## EXERCISE DETAILS
Your task is to transcribe all of the data below exactly, omitting the images.

======== GIVEN INFORMATION ========

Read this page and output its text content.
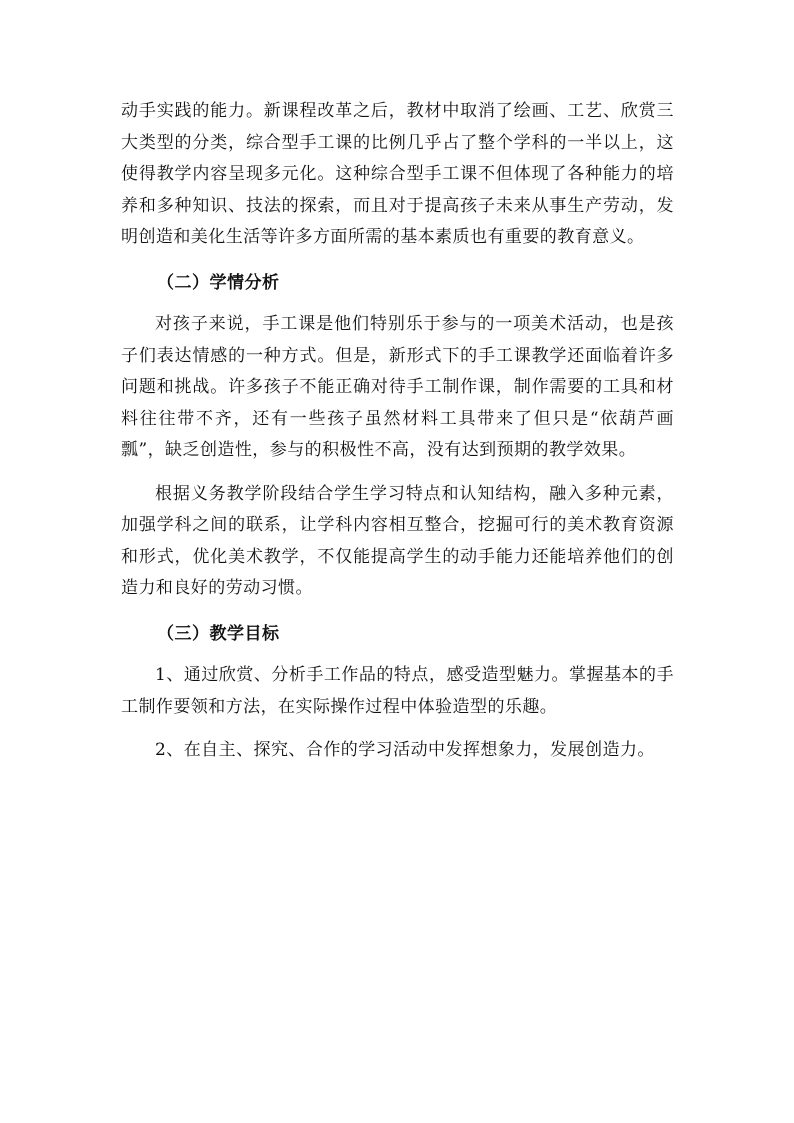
动手实践的能力。新课程改革之后，教材中取消了绘画、工艺、欣赏三大类型的分类，综合型手工课的比例几乎占了整个学科的一半以上，这使得教学内容呈现多元化。这种综合型手工课不但体现了各种能力的培养和多种知识、技法的探索，而且对于提高孩子未来从事生产劳动，发明创造和美化生活等许多方面所需的基本素质也有重要的教育意义。

（二）学情分析

对孩子来说，手工课是他们特别乐于参与的一项美术活动，也是孩子们表达情感的一种方式。但是，新形式下的手工课教学还面临着许多问题和挑战。许多孩子不能正确对待手工制作课，制作需要的工具和材料往往带不齐，还有一些孩子虽然材料工具带来了但只是“依葫芦画瓢”，缺乏创造性，参与的积极性不高，没有达到预期的教学效果。

根据义务教学阶段结合学生学习特点和认知结构，融入多种元素，加强学科之间的联系，让学科内容相互整合，挖掘可行的美术教育资源和形式，优化美术教学，不仅能提高学生的动手能力还能培养他们的创造力和良好的劳动习惯。

（三）教学目标

1、通过欣赏、分析手工作品的特点，感受造型魅力。掌握基本的手工制作要领和方法，在实际操作过程中体验造型的乐趣。

2、在自主、探究、合作的学习活动中发挥想象力，发展创造力。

========

## EXERCISE RESULT
Read this page and output its text content.
动手实践的能力。新课程改革之后，教材中取消了绘画、工艺、欣赏三大类型的分类，综合型手工课的比例几乎占了整个学科的一半以上，这使得教学内容呈现多元化。这种综合型手工课不但体现了各种能力的培养和多种知识、技法的探索，而且对于提高孩子未来从事生产劳动，发明创造和美化生活等许多方面所需的基本素质也有重要的教育意义。

（二）学情分析

对孩子来说，手工课是他们特别乐于参与的一项美术活动，也是孩子们表达情感的一种方式。但是，新形式下的手工课教学还面临着许多问题和挑战。许多孩子不能正确对待手工制作课，制作需要的工具和材料往往带不齐，还有一些孩子虽然材料工具带来了但只是“依葫芦画瓢”，缺乏创造性，参与的积极性不高，没有达到预期的教学效果。

根据义务教学阶段结合学生学习特点和认知结构，融入多种元素，加强学科之间的联系，让学科内容相互整合，挖掘可行的美术教育资源和形式，优化美术教学，不仅能提高学生的动手能力还能培养他们的创造力和良好的劳动习惯。

（三）教学目标

1、通过欣赏、分析手工作品的特点，感受造型魅力。掌握基本的手工制作要领和方法，在实际操作过程中体验造型的乐趣。

2、在自主、探究、合作的学习活动中发挥想象力，发展创造力。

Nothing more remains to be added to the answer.